● WHAT YOU HAVE TO DO
Look through the data and write out every line with the word "high" in it.

● GIVEN ENTRIES

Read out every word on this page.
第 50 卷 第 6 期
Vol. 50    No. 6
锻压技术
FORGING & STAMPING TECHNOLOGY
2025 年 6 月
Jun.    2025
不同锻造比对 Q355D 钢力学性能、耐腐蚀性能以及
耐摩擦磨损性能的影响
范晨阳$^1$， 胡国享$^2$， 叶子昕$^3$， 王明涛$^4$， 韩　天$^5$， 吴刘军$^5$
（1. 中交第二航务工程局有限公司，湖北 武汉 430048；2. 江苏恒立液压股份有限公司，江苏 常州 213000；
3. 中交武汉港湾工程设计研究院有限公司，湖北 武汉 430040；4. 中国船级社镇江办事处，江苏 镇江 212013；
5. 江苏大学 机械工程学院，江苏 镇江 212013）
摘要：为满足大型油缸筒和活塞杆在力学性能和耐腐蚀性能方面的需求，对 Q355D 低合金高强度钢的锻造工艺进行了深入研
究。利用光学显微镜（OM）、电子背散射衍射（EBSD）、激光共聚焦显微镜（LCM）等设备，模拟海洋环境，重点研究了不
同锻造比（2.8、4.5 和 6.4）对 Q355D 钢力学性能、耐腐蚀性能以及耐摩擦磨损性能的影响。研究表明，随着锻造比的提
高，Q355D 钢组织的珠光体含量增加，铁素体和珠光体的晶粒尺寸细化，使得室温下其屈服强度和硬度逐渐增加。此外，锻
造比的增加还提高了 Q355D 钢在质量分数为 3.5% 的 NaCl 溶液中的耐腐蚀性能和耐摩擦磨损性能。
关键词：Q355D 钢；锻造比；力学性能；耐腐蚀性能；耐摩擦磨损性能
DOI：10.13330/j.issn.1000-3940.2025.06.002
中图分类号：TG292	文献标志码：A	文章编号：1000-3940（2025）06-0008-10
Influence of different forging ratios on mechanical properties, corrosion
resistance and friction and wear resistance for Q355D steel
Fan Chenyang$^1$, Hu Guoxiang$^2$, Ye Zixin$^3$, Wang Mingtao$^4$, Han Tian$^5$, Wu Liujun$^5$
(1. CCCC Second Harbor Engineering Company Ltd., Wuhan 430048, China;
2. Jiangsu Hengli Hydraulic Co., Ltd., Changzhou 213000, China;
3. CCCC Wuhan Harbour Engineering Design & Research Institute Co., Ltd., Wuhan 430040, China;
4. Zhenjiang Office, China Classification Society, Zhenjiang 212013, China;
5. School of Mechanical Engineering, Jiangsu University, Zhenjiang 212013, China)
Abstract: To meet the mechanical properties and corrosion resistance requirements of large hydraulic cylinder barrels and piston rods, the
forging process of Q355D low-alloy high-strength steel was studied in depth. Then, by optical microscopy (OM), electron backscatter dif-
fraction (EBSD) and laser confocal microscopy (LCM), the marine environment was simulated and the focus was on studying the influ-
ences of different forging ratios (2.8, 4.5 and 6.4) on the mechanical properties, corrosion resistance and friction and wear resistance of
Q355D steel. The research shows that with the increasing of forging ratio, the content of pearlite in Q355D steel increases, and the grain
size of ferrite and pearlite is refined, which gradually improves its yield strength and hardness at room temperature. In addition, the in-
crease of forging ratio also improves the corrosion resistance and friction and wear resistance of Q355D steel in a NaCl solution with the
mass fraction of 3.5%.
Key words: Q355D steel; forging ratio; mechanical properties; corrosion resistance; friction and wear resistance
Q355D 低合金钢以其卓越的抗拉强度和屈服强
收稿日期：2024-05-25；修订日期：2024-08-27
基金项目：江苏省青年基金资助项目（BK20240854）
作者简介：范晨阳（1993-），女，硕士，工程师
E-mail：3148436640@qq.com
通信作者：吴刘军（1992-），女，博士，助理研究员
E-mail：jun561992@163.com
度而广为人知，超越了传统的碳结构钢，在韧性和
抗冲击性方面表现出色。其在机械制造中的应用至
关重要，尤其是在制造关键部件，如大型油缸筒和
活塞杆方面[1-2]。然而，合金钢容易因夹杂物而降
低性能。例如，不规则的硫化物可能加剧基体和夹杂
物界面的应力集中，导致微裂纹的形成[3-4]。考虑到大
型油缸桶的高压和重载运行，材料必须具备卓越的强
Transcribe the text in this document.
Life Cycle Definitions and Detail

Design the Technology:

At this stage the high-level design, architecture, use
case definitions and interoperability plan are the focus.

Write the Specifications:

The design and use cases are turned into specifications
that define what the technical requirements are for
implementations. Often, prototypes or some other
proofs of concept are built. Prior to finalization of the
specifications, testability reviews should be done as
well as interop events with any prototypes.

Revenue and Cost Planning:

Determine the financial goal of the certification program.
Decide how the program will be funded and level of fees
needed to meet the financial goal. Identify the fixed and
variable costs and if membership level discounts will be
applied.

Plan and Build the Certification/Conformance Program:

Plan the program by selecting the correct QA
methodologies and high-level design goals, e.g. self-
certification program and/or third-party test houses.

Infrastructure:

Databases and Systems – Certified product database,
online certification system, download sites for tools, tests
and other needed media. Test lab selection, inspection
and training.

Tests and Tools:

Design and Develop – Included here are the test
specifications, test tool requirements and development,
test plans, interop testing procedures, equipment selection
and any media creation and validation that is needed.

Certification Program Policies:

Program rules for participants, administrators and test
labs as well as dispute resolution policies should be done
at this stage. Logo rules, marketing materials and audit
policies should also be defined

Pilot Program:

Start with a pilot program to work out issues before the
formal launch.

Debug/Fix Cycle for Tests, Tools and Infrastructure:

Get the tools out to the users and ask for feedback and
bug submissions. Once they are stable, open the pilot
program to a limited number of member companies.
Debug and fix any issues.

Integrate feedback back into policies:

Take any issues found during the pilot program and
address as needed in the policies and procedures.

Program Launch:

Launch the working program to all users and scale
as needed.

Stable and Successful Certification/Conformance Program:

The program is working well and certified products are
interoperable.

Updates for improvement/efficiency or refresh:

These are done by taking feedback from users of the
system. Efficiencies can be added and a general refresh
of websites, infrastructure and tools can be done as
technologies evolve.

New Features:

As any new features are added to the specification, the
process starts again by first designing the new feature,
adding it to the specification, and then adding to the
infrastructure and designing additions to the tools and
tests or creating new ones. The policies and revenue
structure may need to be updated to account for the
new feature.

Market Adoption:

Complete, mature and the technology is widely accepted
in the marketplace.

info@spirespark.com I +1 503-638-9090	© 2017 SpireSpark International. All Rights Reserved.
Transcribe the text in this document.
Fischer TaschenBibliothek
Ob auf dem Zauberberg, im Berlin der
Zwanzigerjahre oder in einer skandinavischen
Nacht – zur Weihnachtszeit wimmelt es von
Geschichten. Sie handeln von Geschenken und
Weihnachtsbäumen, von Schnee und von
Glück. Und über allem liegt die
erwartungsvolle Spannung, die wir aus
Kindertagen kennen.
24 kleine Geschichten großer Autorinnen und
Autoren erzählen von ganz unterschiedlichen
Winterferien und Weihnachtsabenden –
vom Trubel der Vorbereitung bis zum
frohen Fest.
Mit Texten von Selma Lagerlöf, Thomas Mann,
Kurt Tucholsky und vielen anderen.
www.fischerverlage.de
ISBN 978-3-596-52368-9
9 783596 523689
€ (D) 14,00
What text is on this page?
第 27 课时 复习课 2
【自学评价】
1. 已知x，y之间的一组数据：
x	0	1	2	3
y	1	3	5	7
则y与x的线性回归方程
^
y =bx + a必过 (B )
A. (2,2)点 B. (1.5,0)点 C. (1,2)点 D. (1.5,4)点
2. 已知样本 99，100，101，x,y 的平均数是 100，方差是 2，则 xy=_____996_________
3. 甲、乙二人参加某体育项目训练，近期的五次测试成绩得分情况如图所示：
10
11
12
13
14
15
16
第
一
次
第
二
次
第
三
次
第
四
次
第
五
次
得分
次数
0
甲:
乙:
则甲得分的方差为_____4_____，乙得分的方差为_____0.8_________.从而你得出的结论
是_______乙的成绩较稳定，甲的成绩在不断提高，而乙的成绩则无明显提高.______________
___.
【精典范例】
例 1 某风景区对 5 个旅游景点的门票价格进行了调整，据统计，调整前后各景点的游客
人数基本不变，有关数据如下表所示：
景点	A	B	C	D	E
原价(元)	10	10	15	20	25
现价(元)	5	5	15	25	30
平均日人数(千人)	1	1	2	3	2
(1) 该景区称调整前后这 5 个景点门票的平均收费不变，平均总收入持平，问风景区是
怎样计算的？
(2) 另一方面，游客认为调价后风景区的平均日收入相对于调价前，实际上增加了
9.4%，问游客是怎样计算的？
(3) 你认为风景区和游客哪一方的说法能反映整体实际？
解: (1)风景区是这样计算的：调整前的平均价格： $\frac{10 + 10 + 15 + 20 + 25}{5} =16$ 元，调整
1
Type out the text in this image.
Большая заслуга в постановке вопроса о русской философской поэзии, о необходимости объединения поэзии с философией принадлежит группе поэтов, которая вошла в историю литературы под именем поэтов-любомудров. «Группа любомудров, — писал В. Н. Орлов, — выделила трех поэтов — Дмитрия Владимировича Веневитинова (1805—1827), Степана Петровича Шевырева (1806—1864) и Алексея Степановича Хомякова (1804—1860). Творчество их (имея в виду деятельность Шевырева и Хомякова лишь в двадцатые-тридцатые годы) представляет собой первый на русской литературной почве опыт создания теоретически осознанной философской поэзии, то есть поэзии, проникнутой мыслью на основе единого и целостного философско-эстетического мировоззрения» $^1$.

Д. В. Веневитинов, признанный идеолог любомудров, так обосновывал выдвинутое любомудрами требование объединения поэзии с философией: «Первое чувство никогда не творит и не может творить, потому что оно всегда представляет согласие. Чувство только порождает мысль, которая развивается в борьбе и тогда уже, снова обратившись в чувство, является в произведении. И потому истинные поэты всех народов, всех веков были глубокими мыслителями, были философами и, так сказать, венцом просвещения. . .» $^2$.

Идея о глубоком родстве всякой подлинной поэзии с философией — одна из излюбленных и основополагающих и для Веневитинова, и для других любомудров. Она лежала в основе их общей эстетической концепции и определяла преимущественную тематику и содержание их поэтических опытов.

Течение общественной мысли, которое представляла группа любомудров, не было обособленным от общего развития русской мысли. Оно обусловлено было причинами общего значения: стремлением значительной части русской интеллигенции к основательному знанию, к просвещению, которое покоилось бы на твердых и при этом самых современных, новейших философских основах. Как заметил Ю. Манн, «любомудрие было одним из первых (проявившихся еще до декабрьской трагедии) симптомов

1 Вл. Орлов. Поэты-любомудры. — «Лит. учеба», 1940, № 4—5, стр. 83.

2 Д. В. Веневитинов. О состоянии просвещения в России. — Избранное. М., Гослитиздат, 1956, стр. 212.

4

● WRITTEN RESPONSE
forging process of Q355D low-alloy high-strength steel was studied in depth. Then, by optical microscopy (OM), electron backscatter dif-
At this stage the high-level design, architecture, use
methodologies and high-level design goals, e.g. self-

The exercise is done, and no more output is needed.